DATA FOR THIS TASK:
=-=-=-=-=

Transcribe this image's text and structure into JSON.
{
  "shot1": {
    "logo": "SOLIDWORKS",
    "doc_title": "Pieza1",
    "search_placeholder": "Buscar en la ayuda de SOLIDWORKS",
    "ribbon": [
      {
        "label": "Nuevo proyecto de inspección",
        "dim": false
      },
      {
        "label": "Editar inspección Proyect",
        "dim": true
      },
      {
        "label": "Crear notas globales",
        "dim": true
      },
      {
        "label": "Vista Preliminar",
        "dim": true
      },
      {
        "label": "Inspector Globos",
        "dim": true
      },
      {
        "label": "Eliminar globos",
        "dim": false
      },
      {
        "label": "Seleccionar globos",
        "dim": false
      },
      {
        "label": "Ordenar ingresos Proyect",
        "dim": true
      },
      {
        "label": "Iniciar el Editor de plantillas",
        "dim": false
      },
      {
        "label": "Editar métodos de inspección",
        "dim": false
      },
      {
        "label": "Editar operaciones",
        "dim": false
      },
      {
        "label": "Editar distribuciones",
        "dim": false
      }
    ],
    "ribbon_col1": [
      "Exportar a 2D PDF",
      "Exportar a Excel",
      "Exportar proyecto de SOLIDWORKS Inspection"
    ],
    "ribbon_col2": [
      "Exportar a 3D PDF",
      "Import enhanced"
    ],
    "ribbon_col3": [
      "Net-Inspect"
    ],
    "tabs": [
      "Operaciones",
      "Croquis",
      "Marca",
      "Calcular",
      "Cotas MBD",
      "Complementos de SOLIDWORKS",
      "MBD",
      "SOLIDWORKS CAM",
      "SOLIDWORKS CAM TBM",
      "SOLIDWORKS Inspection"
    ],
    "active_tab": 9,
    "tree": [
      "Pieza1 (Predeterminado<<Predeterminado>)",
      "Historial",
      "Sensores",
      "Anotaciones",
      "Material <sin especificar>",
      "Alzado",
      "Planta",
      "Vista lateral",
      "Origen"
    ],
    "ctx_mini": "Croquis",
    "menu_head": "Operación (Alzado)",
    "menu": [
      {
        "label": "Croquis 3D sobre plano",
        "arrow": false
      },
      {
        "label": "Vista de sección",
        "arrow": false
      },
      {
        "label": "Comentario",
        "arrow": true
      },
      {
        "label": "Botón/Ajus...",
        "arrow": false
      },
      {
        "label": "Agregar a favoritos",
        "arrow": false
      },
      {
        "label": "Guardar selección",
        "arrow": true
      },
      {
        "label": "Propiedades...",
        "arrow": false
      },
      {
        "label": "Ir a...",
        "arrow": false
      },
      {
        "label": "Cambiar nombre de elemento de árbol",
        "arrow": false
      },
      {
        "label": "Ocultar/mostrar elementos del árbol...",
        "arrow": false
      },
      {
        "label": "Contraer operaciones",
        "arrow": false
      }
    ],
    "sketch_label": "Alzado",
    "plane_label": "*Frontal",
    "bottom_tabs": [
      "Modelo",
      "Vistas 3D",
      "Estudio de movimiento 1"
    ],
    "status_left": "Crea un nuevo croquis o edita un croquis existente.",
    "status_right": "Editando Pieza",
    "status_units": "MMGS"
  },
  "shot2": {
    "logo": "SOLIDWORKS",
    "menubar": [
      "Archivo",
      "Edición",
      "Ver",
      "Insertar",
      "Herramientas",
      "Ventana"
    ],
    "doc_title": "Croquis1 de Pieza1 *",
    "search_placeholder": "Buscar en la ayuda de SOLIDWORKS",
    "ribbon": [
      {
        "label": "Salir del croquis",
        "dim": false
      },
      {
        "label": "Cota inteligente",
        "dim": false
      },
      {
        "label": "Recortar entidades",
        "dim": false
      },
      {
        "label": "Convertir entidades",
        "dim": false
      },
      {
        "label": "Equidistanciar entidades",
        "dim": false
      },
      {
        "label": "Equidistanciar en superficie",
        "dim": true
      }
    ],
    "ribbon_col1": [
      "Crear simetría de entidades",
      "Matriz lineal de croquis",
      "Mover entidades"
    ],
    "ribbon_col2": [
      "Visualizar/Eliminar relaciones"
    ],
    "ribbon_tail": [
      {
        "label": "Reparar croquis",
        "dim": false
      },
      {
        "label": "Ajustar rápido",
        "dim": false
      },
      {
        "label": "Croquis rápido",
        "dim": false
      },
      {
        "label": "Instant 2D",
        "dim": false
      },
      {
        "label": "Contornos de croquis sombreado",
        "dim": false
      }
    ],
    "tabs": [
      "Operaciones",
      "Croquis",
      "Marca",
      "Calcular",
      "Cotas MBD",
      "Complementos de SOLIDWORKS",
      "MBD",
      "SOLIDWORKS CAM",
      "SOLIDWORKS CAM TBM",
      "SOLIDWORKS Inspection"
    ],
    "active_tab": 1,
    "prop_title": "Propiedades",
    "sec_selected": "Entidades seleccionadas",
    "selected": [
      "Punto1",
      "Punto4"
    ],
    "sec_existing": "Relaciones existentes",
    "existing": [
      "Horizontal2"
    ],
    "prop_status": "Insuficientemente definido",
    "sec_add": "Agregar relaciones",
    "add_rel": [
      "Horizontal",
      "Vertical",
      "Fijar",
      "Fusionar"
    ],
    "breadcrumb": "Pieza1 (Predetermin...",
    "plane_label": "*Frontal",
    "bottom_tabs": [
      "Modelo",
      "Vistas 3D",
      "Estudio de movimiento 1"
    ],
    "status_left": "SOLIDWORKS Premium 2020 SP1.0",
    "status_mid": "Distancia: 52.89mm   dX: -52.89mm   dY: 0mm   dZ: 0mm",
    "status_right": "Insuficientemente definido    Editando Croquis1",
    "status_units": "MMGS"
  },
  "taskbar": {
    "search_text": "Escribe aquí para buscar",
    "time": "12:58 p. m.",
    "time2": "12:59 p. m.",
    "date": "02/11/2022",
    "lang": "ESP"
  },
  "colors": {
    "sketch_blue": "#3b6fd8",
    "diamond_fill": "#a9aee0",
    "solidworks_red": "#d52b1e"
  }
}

=-=-=-=-=

WRITTEN EXERCISE:
Type out the whole listing above again, exactly as it stands.

FINISHED ANSWER:
Transcribe this image's text and structure into JSON.
{
  "shot1": {
    "logo": "SOLIDWORKS",
    "doc_title": "Pieza1",
    "search_placeholder": "Buscar en la ayuda de SOLIDWORKS",
    "ribbon": [
      {
        "label": "Nuevo proyecto de inspección",
        "dim": false
      },
      {
        "label": "Editar inspección Proyect",
        "dim": true
      },
      {
        "label": "Crear notas globales",
        "dim": true
      },
      {
        "label": "Vista Preliminar",
        "dim": true
      },
      {
        "label": "Inspector Globos",
        "dim": true
      },
      {
        "label": "Eliminar globos",
        "dim": false
      },
      {
        "label": "Seleccionar globos",
        "dim": false
      },
      {
        "label": "Ordenar ingresos Proyect",
        "dim": true
      },
      {
        "label": "Iniciar el Editor de plantillas",
        "dim": false
      },
      {
        "label": "Editar métodos de inspección",
        "dim": false
      },
      {
        "label": "Editar operaciones",
        "dim": false
      },
      {
        "label": "Editar distribuciones",
        "dim": false
      }
    ],
    "ribbon_col1": [
      "Exportar a 2D PDF",
      "Exportar a Excel",
      "Exportar proyecto de SOLIDWORKS Inspection"
    ],
    "ribbon_col2": [
      "Exportar a 3D PDF",
      "Import enhanced"
    ],
    "ribbon_col3": [
      "Net-Inspect"
    ],
    "tabs": [
      "Operaciones",
      "Croquis",
      "Marca",
      "Calcular",
      "Cotas MBD",
      "Complementos de SOLIDWORKS",
      "MBD",
      "SOLIDWORKS CAM",
      "SOLIDWORKS CAM TBM",
      "SOLIDWORKS Inspection"
    ],
    "active_tab": 9,
    "tree": [
      "Pieza1 (Predeterminado<<Predeterminado>)",
      "Historial",
      "Sensores",
      "Anotaciones",
      "Material <sin especificar>",
      "Alzado",
      "Planta",
      "Vista lateral",
      "Origen"
    ],
    "ctx_mini": "Croquis",
    "menu_head": "Operación (Alzado)",
    "menu": [
      {
        "label": "Croquis 3D sobre plano",
        "arrow": false
      },
      {
        "label": "Vista de sección",
        "arrow": false
      },
      {
        "label": "Comentario",
        "arrow": true
      },
      {
        "label": "Botón/Ajus...",
        "arrow": false
      },
      {
        "label": "Agregar a favoritos",
        "arrow": false
      },
      {
        "label": "Guardar selección",
        "arrow": true
      },
      {
        "label": "Propiedades...",
        "arrow": false
      },
      {
        "label": "Ir a...",
        "arrow": false
      },
      {
        "label": "Cambiar nombre de elemento de árbol",
        "arrow": false
      },
      {
        "label": "Ocultar/mostrar elementos del árbol...",
        "arrow": false
      },
      {
        "label": "Contraer operaciones",
        "arrow": false
      }
    ],
    "sketch_label": "Alzado",
    "plane_label": "*Frontal",
    "bottom_tabs": [
      "Modelo",
      "Vistas 3D",
      "Estudio de movimiento 1"
    ],
    "status_left": "Crea un nuevo croquis o edita un croquis existente.",
    "status_right": "Editando Pieza",
    "status_units": "MMGS"
  },
  "shot2": {
    "logo": "SOLIDWORKS",
    "menubar": [
      "Archivo",
      "Edición",
      "Ver",
      "Insertar",
      "Herramientas",
      "Ventana"
    ],
    "doc_title": "Croquis1 de Pieza1 *",
    "search_placeholder": "Buscar en la ayuda de SOLIDWORKS",
    "ribbon": [
      {
        "label": "Salir del croquis",
        "dim": false
      },
      {
        "label": "Cota inteligente",
        "dim": false
      },
      {
        "label": "Recortar entidades",
        "dim": false
      },
      {
        "label": "Convertir entidades",
        "dim": false
      },
      {
        "label": "Equidistanciar entidades",
        "dim": false
      },
      {
        "label": "Equidistanciar en superficie",
        "dim": true
      }
    ],
    "ribbon_col1": [
      "Crear simetría de entidades",
      "Matriz lineal de croquis",
      "Mover entidades"
    ],
    "ribbon_col2": [
      "Visualizar/Eliminar relaciones"
    ],
    "ribbon_tail": [
      {
        "label": "Reparar croquis",
        "dim": false
      },
      {
        "label": "Ajustar rápido",
        "dim": false
      },
      {
        "label": "Croquis rápido",
        "dim": false
      },
      {
        "label": "Instant 2D",
        "dim": false
      },
      {
        "label": "Contornos de croquis sombreado",
        "dim": false
      }
    ],
    "tabs": [
      "Operaciones",
      "Croquis",
      "Marca",
      "Calcular",
      "Cotas MBD",
      "Complementos de SOLIDWORKS",
      "MBD",
      "SOLIDWORKS CAM",
      "SOLIDWORKS CAM TBM",
      "SOLIDWORKS Inspection"
    ],
    "active_tab": 1,
    "prop_title": "Propiedades",
    "sec_selected": "Entidades seleccionadas",
    "selected": [
      "Punto1",
      "Punto4"
    ],
    "sec_existing": "Relaciones existentes",
    "existing": [
      "Horizontal2"
    ],
    "prop_status": "Insuficientemente definido",
    "sec_add": "Agregar relaciones",
    "add_rel": [
      "Horizontal",
      "Vertical",
      "Fijar",
      "Fusionar"
    ],
    "breadcrumb": "Pieza1 (Predetermin...",
    "plane_label": "*Frontal",
    "bottom_tabs": [
      "Modelo",
      "Vistas 3D",
      "Estudio de movimiento 1"
    ],
    "status_left": "SOLIDWORKS Premium 2020 SP1.0",
    "status_mid": "Distancia: 52.89mm   dX: -52.89mm   dY: 0mm   dZ: 0mm",
    "status_right": "Insuficientemente definido    Editando Croquis1",
    "status_units": "MMGS"
  },
  "taskbar": {
    "search_text": "Escribe aquí para buscar",
    "time": "12:58 p. m.",
    "time2": "12:59 p. m.",
    "date": "02/11/2022",
    "lang": "ESP"
  },
  "colors": {
    "sketch_blue": "#3b6fd8",
    "diamond_fill": "#a9aee0",
    "solidworks_red": "#d52b1e"
  }
}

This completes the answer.